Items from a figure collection
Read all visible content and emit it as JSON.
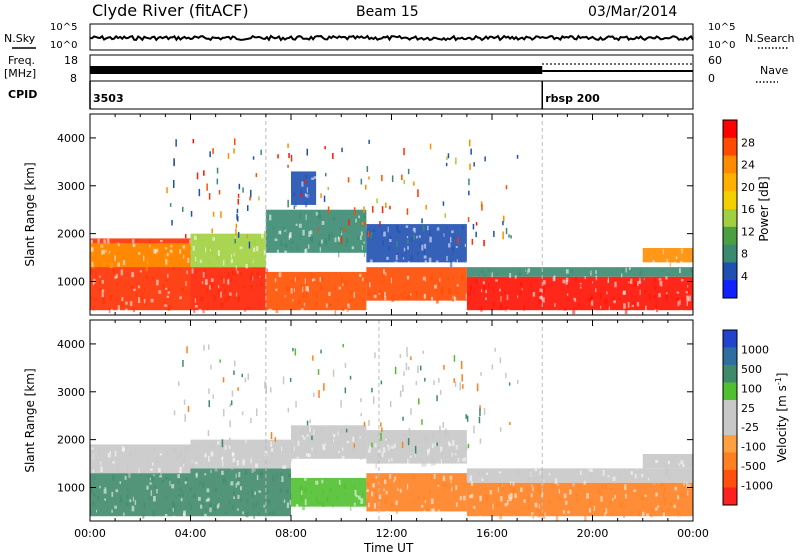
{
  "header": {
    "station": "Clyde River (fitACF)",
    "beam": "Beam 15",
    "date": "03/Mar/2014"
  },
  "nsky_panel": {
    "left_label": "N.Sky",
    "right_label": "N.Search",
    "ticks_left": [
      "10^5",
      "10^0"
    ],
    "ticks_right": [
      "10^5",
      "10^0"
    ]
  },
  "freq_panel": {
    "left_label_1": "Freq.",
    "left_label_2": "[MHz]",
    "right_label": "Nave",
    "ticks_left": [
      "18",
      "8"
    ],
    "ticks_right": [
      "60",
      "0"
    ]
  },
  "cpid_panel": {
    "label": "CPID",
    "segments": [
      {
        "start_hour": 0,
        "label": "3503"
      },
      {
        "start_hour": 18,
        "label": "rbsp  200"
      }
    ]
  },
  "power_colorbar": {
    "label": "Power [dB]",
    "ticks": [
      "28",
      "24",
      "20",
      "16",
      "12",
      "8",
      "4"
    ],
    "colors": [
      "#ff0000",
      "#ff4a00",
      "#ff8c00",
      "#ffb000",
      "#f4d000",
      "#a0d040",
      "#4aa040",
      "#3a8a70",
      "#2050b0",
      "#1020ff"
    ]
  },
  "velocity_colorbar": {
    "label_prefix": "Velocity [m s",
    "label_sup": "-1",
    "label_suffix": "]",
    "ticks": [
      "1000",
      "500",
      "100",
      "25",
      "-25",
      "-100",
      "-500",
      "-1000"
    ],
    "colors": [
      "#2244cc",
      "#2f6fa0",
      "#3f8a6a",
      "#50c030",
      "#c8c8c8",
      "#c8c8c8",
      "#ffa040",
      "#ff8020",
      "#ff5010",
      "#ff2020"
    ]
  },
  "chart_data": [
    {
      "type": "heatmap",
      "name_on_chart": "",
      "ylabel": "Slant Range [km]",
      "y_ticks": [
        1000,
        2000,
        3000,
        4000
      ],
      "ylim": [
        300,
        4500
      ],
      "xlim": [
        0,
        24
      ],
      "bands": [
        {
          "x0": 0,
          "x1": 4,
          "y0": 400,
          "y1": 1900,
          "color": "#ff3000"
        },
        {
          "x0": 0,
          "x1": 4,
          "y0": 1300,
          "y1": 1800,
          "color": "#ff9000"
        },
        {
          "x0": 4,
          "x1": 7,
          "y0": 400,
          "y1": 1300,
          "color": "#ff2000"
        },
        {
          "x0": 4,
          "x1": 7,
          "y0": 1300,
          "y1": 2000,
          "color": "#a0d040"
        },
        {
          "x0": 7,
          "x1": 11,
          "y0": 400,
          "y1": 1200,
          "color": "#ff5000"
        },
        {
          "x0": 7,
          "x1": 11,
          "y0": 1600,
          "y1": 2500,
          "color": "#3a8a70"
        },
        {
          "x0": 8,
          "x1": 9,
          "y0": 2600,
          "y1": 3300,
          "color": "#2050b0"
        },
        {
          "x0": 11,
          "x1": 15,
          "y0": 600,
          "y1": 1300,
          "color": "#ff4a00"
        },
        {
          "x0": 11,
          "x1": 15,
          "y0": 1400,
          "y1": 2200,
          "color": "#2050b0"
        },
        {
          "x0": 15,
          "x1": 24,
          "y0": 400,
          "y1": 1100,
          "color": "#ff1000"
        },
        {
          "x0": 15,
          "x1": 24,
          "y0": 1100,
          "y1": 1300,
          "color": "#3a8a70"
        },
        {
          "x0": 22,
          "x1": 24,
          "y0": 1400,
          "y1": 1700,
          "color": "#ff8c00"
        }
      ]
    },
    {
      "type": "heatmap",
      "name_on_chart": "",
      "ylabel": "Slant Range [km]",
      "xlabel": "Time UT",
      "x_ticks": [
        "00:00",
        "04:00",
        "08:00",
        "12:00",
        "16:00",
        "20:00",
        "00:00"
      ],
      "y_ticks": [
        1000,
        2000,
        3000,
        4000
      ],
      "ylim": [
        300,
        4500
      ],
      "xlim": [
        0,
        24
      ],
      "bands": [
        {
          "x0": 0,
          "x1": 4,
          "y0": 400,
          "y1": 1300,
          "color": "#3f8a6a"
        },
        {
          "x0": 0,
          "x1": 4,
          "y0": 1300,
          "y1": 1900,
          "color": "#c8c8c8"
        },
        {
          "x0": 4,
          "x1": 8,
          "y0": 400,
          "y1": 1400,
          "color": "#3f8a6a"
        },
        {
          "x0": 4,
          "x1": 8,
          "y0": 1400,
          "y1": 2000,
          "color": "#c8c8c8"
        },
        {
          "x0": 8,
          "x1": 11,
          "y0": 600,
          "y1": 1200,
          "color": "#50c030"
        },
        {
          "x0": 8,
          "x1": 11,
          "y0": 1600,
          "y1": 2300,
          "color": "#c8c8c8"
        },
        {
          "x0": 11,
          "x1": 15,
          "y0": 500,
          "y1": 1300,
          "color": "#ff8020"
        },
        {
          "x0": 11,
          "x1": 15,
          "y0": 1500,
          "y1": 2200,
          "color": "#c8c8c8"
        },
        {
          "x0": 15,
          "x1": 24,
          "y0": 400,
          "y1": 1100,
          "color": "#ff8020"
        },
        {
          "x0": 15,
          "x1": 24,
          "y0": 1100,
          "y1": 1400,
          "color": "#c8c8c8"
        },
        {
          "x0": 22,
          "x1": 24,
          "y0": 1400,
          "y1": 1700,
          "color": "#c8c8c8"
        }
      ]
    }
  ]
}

* * *

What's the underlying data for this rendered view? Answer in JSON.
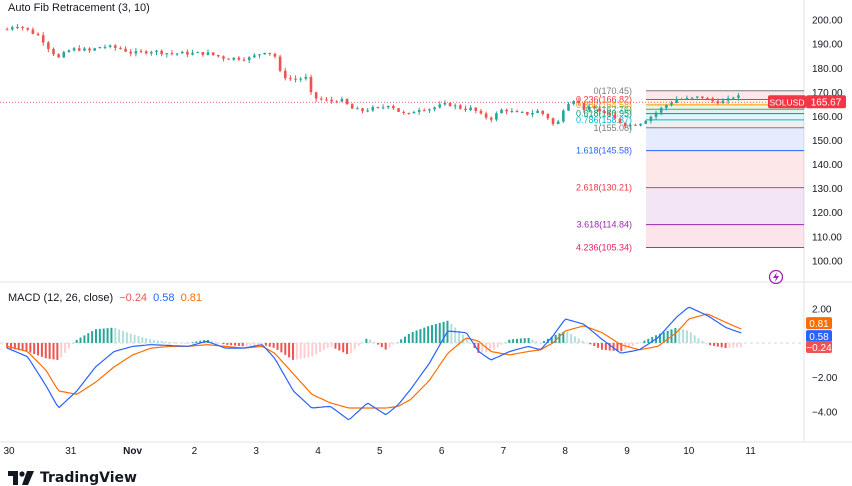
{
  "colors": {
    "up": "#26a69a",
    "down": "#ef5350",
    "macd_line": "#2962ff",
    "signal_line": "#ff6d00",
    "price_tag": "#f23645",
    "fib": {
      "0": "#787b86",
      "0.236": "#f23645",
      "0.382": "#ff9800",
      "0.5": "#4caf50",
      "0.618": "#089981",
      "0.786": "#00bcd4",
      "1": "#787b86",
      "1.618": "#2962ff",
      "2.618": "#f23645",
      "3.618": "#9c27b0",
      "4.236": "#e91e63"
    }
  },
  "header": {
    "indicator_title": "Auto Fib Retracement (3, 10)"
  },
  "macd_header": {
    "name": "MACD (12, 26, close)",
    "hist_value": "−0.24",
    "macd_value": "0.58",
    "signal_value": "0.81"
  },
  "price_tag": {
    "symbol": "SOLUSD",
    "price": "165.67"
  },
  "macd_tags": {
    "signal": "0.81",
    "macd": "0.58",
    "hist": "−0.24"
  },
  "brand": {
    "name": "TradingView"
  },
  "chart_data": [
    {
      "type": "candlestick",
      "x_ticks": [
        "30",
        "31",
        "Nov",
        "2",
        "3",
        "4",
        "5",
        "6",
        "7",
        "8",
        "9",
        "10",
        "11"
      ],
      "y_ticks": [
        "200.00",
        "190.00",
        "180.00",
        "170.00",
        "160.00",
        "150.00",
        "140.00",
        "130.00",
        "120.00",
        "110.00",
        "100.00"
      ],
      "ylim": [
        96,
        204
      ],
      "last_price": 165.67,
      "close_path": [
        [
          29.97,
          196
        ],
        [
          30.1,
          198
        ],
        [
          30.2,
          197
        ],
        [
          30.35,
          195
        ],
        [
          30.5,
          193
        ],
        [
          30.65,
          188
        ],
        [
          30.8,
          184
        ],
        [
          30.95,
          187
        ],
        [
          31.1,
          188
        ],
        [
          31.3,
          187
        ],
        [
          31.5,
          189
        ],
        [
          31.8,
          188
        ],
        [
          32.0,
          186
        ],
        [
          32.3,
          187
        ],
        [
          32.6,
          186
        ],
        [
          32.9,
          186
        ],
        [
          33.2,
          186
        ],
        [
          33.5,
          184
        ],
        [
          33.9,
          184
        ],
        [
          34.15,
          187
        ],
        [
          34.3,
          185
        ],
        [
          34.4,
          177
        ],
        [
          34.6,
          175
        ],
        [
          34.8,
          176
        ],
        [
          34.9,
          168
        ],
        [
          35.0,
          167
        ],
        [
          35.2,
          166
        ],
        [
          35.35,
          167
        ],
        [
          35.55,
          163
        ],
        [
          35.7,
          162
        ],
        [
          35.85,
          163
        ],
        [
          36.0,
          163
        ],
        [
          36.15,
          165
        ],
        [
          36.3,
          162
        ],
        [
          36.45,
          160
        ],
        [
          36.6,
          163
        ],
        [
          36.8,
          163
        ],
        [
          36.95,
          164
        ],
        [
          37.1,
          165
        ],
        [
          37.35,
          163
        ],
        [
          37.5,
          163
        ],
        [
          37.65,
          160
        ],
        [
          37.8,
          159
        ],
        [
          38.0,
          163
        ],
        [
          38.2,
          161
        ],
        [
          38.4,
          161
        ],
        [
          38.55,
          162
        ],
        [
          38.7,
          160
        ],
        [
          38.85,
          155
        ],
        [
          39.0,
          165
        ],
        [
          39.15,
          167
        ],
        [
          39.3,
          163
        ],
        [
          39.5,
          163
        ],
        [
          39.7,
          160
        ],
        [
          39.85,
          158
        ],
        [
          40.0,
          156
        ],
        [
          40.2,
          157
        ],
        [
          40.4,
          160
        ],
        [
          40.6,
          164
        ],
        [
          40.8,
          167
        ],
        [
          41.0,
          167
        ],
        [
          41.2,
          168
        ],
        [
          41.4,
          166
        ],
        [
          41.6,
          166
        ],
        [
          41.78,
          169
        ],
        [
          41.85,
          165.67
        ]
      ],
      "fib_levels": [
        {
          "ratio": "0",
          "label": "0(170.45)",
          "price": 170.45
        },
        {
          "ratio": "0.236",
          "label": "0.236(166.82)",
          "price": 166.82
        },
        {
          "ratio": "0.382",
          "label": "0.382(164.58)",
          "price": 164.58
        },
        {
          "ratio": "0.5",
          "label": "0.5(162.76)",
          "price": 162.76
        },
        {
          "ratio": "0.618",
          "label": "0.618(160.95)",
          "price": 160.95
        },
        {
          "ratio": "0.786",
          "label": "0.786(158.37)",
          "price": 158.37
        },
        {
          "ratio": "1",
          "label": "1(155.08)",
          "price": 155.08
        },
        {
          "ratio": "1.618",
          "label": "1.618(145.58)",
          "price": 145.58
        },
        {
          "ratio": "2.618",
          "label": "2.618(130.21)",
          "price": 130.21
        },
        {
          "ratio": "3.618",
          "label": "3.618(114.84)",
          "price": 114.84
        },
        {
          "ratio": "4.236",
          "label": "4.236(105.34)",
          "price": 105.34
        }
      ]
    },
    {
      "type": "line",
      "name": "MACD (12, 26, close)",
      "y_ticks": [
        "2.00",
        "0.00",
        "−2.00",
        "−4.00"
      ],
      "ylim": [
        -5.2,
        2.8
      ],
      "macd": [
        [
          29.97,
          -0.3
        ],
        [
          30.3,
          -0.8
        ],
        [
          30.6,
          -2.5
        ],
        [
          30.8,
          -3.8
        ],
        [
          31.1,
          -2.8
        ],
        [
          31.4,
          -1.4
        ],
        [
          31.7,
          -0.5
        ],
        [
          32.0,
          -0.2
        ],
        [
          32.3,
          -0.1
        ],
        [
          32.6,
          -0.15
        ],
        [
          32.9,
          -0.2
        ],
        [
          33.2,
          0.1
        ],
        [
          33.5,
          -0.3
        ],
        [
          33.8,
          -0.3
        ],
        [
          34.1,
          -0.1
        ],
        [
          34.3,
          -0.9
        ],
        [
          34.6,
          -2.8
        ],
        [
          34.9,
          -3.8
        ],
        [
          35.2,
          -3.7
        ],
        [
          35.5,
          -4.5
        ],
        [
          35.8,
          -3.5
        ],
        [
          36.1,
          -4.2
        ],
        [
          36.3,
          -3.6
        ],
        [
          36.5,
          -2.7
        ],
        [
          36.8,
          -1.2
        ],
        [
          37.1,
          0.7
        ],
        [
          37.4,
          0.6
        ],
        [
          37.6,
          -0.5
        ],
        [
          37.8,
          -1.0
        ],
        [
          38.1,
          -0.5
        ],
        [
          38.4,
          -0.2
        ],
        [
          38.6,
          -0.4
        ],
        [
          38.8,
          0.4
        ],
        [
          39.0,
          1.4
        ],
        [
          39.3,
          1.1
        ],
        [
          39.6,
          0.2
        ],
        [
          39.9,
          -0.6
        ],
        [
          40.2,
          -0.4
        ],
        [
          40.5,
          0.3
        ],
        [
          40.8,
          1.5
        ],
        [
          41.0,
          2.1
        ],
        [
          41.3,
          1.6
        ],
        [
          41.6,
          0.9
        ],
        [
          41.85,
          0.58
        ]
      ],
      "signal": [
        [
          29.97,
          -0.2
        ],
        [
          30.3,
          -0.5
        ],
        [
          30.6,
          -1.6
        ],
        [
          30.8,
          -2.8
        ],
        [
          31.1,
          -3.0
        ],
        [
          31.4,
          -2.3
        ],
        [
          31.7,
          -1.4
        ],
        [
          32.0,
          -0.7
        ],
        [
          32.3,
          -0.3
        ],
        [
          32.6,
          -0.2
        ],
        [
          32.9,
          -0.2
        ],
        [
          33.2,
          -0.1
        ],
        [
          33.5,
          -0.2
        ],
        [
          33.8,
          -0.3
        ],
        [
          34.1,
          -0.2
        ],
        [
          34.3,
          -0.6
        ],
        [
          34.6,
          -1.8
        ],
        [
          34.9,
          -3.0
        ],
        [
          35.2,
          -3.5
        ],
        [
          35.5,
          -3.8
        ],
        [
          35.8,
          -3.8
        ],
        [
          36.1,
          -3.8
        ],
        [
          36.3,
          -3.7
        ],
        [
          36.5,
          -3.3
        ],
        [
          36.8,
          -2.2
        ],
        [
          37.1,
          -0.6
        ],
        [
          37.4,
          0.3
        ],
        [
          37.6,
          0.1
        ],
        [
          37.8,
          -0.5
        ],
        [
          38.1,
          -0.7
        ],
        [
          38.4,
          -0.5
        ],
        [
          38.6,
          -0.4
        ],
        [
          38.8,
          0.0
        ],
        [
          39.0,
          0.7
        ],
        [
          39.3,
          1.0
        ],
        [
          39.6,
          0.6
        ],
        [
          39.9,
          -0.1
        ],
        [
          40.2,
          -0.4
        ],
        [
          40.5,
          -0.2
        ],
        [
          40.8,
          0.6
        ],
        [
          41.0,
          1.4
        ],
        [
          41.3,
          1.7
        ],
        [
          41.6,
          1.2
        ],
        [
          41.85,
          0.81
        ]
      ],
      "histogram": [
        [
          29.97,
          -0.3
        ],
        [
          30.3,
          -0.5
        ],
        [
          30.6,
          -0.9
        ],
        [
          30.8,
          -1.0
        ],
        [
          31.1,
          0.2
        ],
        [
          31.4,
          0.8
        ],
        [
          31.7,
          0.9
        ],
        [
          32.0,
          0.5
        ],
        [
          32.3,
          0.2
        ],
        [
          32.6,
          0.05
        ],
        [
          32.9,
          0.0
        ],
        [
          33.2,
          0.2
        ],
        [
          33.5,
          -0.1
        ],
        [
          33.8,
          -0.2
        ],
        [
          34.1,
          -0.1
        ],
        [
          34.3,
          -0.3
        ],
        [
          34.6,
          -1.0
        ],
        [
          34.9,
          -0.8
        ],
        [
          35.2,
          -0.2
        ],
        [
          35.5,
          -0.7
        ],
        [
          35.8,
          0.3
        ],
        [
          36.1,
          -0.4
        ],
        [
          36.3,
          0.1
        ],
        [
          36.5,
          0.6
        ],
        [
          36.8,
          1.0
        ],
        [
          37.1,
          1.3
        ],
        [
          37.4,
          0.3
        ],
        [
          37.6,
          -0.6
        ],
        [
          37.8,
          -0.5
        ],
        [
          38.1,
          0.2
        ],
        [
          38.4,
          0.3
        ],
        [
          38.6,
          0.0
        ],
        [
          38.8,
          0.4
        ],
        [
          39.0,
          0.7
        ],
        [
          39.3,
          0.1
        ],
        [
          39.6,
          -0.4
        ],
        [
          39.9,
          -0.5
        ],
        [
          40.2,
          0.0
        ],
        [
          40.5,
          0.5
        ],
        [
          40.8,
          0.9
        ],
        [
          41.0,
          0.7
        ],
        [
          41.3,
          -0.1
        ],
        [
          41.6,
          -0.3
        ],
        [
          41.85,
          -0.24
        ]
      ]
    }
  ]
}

→ **DIRECTIVE**: Check each line above for the word "JSON", and copy the lines where it appears.

→ **RESULT OF THIS TASK**:
Read all visible content and emit it as JSON.
What's the underlying data for this rendered view? Answer in JSON.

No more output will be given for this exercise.